§ TASK GOAL
Pick out the lines below that include the string "argent".

§ MATERIALS PROVIDED
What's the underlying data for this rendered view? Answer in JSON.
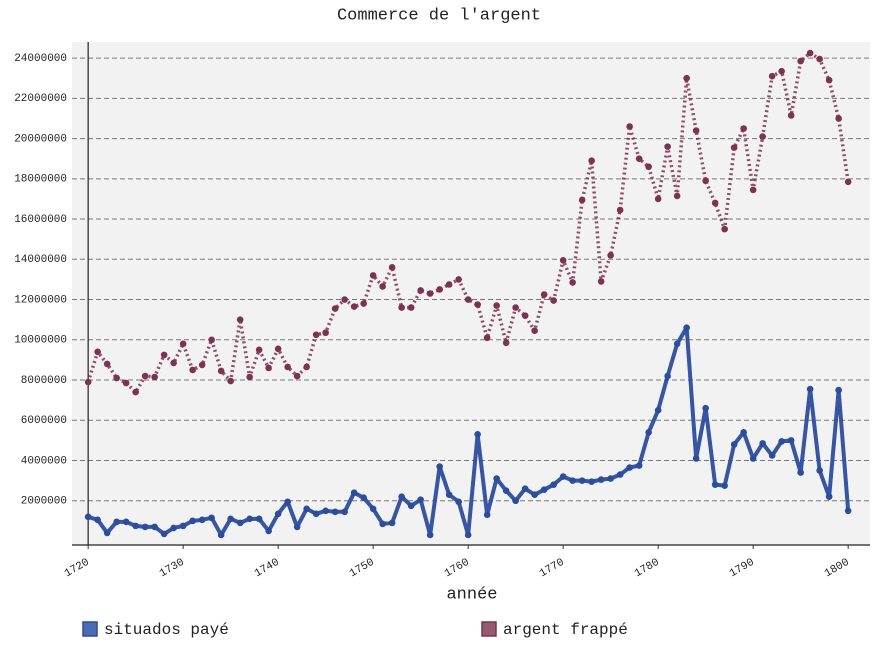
{
  "chart_data": {
    "type": "line",
    "title": "Commerce de l'argent",
    "x_label": "année",
    "x": [
      1720,
      1721,
      1722,
      1723,
      1724,
      1725,
      1726,
      1727,
      1728,
      1729,
      1730,
      1731,
      1732,
      1733,
      1734,
      1735,
      1736,
      1737,
      1738,
      1739,
      1740,
      1741,
      1742,
      1743,
      1744,
      1745,
      1746,
      1747,
      1748,
      1749,
      1750,
      1751,
      1752,
      1753,
      1754,
      1755,
      1756,
      1757,
      1758,
      1759,
      1760,
      1761,
      1762,
      1763,
      1764,
      1765,
      1766,
      1767,
      1768,
      1769,
      1770,
      1771,
      1772,
      1773,
      1774,
      1775,
      1776,
      1777,
      1778,
      1779,
      1780,
      1781,
      1782,
      1783,
      1784,
      1785,
      1786,
      1787,
      1788,
      1789,
      1790,
      1791,
      1792,
      1793,
      1794,
      1795,
      1796,
      1797,
      1798,
      1799,
      1800
    ],
    "series": [
      {
        "name": "situados payé",
        "color": "#2c4c9c",
        "legend_color": "#4a6ab4",
        "line_style": "solid",
        "values": [
          1200000,
          1050000,
          400000,
          950000,
          950000,
          750000,
          700000,
          700000,
          350000,
          650000,
          750000,
          1000000,
          1050000,
          1150000,
          300000,
          1100000,
          900000,
          1100000,
          1100000,
          500000,
          1350000,
          1950000,
          700000,
          1600000,
          1350000,
          1500000,
          1450000,
          1450000,
          2400000,
          2150000,
          1600000,
          850000,
          900000,
          2200000,
          1750000,
          2050000,
          300000,
          3700000,
          2300000,
          1950000,
          300000,
          5300000,
          1300000,
          3100000,
          2500000,
          2000000,
          2600000,
          2300000,
          2550000,
          2800000,
          3200000,
          3000000,
          3000000,
          2950000,
          3050000,
          3100000,
          3300000,
          3650000,
          3750000,
          5400000,
          6500000,
          8200000,
          9800000,
          10600000,
          4100000,
          6600000,
          2800000,
          2750000,
          4800000,
          5400000,
          4100000,
          4850000,
          4250000,
          4950000,
          5000000,
          3400000,
          7550000,
          3500000,
          2200000,
          7500000,
          1500000
        ]
      },
      {
        "name": "argent frappé",
        "color": "#7d3350",
        "legend_color": "#955a6e",
        "line_style": "dotted",
        "values": [
          7900000,
          9400000,
          8800000,
          8100000,
          7850000,
          7400000,
          8200000,
          8150000,
          9250000,
          8850000,
          9800000,
          8500000,
          8750000,
          10000000,
          8450000,
          7950000,
          11000000,
          8150000,
          9500000,
          8600000,
          9550000,
          8650000,
          8200000,
          8650000,
          10250000,
          10350000,
          11550000,
          12000000,
          11650000,
          11800000,
          13200000,
          12650000,
          13600000,
          11600000,
          11600000,
          12450000,
          12300000,
          12500000,
          12750000,
          13000000,
          12000000,
          11750000,
          10100000,
          11700000,
          9850000,
          11600000,
          11200000,
          10450000,
          12250000,
          11950000,
          13950000,
          12850000,
          16950000,
          18900000,
          12900000,
          14200000,
          16450000,
          20600000,
          19000000,
          18600000,
          17000000,
          19600000,
          17150000,
          23000000,
          20400000,
          17900000,
          16800000,
          15500000,
          19550000,
          20500000,
          17450000,
          20100000,
          23100000,
          23350000,
          21150000,
          23850000,
          24250000,
          23950000,
          22900000,
          21000000,
          17850000
        ]
      }
    ],
    "xlim": [
      1718.3,
      1802.3
    ],
    "xticks": [
      1720,
      1730,
      1740,
      1750,
      1760,
      1770,
      1780,
      1790,
      1800
    ],
    "ylim": [
      -200000,
      24800000
    ],
    "yticks": [
      2000000,
      4000000,
      6000000,
      8000000,
      10000000,
      12000000,
      14000000,
      16000000,
      18000000,
      20000000,
      22000000,
      24000000
    ],
    "grid": true,
    "legend": "bottom"
  }
}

§ EXPECTED ANSWER
    "title": "Commerce de l'argent",
        "name": "argent frappé",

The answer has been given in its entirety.